WHAT THE EXERCISE ASKS:
Of the lines listed below, how many contain the string "screenshot"? Answer with the number alone.

SUPPLIED ENTRIES:

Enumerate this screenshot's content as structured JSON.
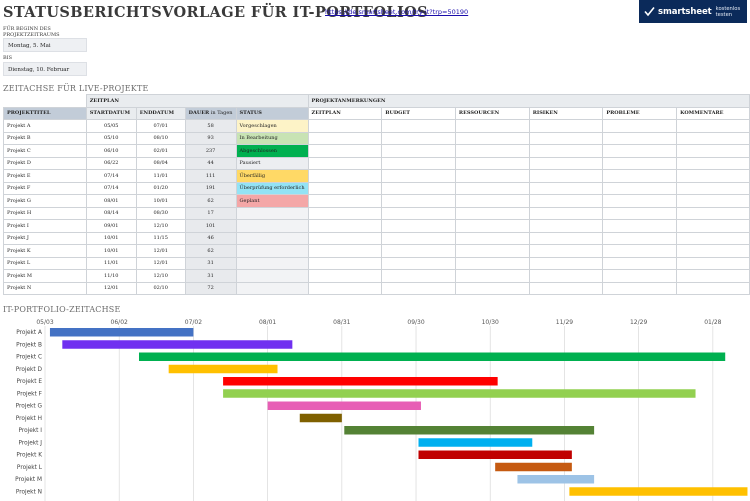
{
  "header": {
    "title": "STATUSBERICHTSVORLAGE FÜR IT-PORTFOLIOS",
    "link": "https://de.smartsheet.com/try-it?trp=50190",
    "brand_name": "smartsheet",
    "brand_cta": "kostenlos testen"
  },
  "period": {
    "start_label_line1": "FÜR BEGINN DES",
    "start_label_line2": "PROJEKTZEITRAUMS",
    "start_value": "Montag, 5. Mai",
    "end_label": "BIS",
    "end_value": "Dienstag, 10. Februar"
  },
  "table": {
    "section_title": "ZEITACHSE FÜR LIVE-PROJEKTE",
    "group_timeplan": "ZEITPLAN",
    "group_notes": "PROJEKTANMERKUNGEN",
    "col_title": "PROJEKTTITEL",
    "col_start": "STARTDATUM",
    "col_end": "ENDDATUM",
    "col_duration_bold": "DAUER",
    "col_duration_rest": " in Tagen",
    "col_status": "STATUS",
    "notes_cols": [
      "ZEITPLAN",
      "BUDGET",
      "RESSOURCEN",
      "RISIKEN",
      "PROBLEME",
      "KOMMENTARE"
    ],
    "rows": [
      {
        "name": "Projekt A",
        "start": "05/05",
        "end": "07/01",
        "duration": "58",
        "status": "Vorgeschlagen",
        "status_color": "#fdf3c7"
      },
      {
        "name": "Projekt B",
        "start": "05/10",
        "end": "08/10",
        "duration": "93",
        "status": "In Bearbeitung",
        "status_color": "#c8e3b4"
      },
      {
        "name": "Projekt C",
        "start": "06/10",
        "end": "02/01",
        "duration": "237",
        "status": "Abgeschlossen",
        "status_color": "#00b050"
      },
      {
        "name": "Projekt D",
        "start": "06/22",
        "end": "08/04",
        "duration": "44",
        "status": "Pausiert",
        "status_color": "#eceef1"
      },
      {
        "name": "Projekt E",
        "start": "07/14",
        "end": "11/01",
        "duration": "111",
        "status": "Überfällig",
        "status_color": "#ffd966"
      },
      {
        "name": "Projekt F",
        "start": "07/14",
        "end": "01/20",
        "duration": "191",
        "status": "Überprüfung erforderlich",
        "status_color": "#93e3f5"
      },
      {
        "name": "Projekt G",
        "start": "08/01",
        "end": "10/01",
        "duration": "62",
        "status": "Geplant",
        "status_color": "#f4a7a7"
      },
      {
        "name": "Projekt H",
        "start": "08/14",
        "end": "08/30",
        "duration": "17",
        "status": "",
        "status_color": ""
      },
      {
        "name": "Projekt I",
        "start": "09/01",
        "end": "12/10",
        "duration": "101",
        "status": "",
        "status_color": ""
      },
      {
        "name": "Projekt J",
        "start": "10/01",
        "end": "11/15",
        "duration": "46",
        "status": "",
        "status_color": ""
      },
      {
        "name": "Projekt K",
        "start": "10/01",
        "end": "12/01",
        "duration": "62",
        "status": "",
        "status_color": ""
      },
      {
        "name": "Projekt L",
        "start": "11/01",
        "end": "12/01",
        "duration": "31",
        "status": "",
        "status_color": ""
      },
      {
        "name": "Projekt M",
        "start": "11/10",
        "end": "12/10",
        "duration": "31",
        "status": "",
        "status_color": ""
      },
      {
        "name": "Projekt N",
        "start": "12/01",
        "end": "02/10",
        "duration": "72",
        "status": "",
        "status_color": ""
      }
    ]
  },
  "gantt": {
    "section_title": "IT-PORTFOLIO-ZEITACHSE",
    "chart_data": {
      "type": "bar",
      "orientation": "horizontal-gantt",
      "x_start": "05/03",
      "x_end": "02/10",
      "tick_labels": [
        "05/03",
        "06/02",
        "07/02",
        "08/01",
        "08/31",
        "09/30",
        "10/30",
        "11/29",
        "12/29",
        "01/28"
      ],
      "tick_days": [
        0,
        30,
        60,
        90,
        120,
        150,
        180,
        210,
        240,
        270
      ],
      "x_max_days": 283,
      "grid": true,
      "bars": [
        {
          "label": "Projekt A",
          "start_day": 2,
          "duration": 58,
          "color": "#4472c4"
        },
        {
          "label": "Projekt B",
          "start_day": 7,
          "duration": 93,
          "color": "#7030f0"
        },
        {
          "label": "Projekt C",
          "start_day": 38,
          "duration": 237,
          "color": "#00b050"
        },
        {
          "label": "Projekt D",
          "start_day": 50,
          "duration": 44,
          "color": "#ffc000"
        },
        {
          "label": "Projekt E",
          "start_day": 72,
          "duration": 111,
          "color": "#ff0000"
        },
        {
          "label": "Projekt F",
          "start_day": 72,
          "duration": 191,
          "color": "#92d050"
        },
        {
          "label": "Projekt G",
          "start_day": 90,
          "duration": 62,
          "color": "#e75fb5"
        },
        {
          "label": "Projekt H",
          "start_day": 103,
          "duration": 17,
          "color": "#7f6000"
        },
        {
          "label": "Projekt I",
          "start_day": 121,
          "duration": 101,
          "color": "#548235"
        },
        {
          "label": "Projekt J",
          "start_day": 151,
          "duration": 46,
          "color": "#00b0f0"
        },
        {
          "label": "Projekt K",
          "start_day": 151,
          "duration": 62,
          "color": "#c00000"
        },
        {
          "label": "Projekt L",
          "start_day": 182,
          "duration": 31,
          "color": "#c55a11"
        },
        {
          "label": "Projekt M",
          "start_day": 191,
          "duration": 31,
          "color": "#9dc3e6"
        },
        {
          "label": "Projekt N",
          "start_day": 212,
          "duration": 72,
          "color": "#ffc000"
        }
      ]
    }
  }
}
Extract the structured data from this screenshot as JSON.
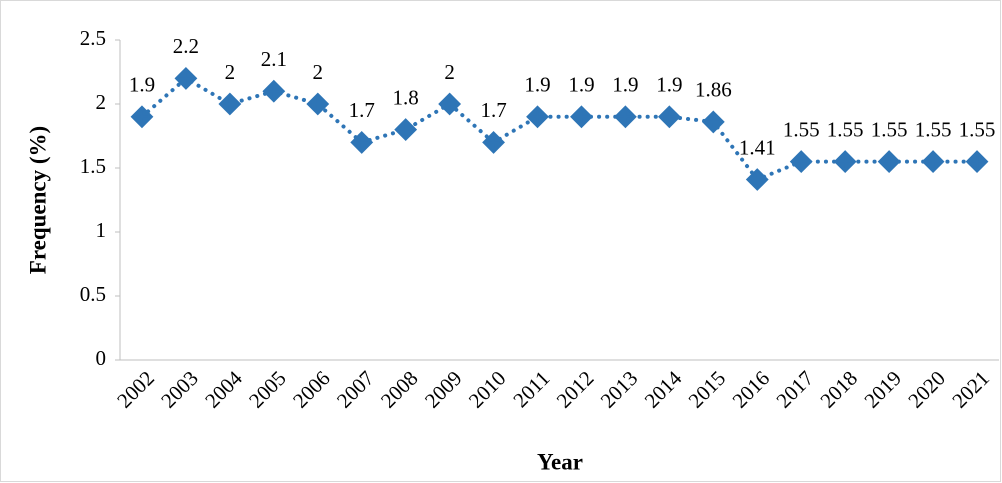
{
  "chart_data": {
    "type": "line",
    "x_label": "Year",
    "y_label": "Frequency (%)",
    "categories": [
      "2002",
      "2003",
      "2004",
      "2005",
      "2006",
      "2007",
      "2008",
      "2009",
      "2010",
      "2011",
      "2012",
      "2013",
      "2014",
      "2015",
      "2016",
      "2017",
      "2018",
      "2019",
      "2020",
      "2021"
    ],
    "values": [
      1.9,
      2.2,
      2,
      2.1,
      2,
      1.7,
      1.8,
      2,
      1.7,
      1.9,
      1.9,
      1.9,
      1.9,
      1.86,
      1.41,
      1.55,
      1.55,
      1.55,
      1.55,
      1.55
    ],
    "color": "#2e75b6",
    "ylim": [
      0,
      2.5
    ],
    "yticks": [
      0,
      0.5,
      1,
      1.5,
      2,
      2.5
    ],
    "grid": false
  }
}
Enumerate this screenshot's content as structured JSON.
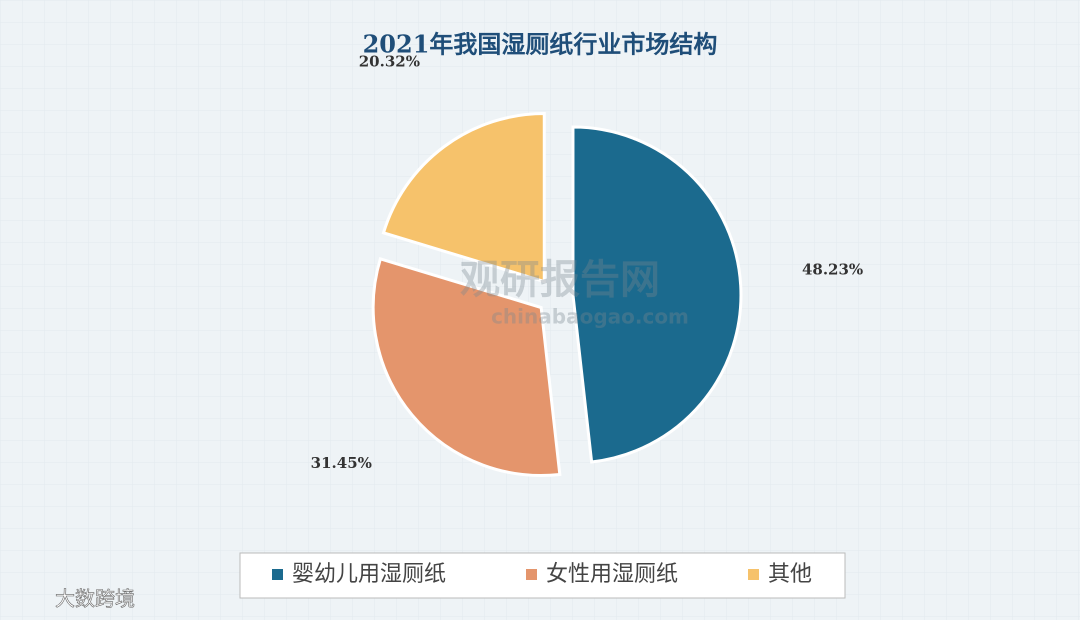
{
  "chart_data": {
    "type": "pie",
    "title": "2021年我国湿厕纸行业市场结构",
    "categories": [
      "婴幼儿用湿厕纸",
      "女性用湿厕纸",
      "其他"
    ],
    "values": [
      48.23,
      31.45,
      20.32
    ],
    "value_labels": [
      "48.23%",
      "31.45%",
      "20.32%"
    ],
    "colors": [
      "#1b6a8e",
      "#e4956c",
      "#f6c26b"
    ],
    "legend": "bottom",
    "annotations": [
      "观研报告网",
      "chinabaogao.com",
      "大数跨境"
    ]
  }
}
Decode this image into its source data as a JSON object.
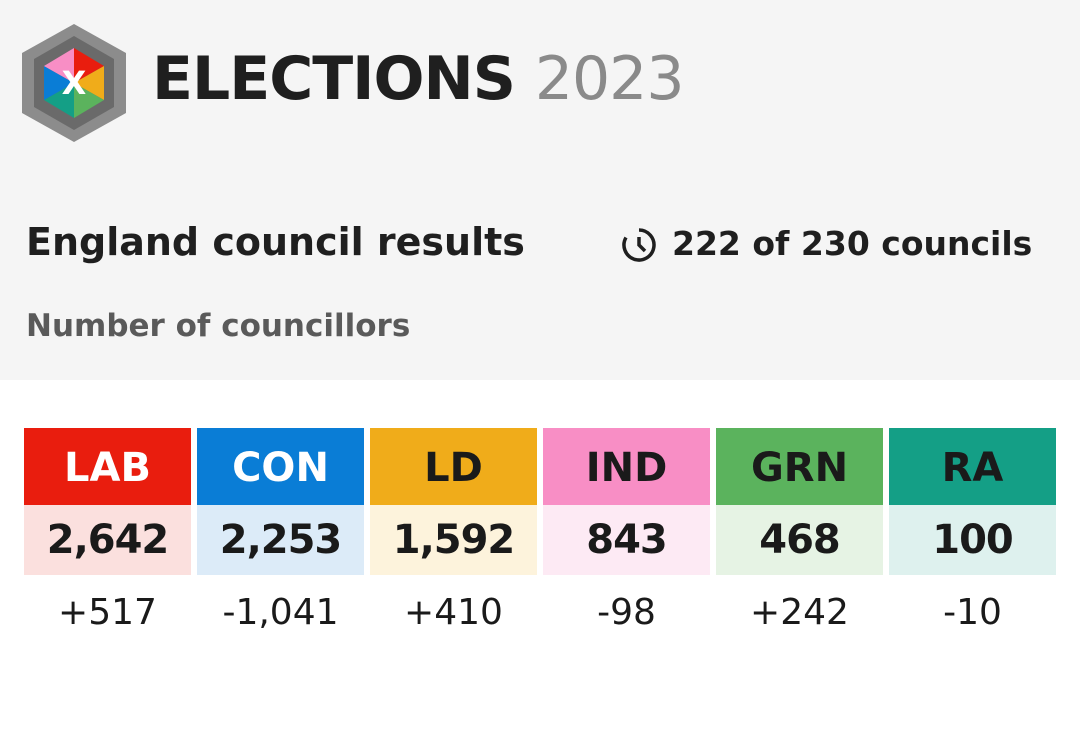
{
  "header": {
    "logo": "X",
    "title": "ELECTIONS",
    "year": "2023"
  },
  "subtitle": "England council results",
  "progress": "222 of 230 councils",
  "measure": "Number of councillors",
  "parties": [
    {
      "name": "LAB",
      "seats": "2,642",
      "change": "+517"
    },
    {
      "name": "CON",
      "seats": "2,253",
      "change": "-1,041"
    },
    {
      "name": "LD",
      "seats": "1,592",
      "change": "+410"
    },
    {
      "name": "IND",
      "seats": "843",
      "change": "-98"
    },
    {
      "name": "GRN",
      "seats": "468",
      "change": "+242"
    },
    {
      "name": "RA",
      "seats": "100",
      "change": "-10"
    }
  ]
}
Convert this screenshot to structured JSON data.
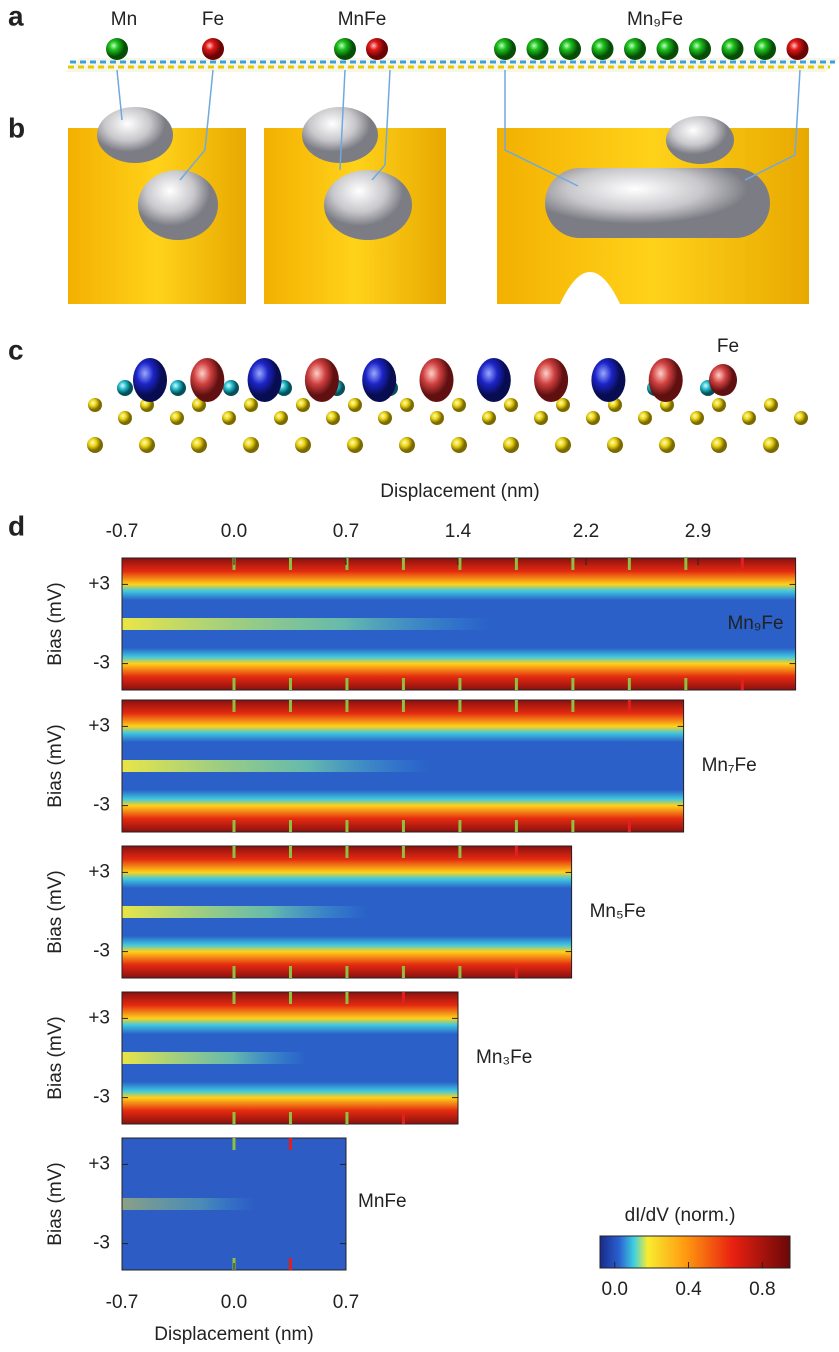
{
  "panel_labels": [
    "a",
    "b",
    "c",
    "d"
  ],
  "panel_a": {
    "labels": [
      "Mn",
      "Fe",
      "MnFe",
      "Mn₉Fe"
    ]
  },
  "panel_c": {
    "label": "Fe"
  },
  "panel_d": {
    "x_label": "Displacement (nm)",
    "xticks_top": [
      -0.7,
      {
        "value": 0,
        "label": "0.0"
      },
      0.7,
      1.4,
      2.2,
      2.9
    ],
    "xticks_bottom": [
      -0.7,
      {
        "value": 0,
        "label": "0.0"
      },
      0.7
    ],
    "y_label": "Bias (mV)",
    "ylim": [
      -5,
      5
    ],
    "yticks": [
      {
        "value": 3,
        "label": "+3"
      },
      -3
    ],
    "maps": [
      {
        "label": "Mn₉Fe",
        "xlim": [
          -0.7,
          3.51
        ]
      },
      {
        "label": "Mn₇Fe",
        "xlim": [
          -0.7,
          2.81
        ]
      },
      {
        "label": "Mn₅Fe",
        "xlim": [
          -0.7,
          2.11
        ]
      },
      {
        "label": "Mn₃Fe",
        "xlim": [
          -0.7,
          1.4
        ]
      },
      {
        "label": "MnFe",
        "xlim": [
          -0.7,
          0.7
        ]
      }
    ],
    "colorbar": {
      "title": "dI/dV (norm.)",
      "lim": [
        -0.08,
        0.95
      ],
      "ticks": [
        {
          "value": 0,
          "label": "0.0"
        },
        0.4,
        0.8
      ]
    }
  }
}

EXERCISE OUTPUT:
4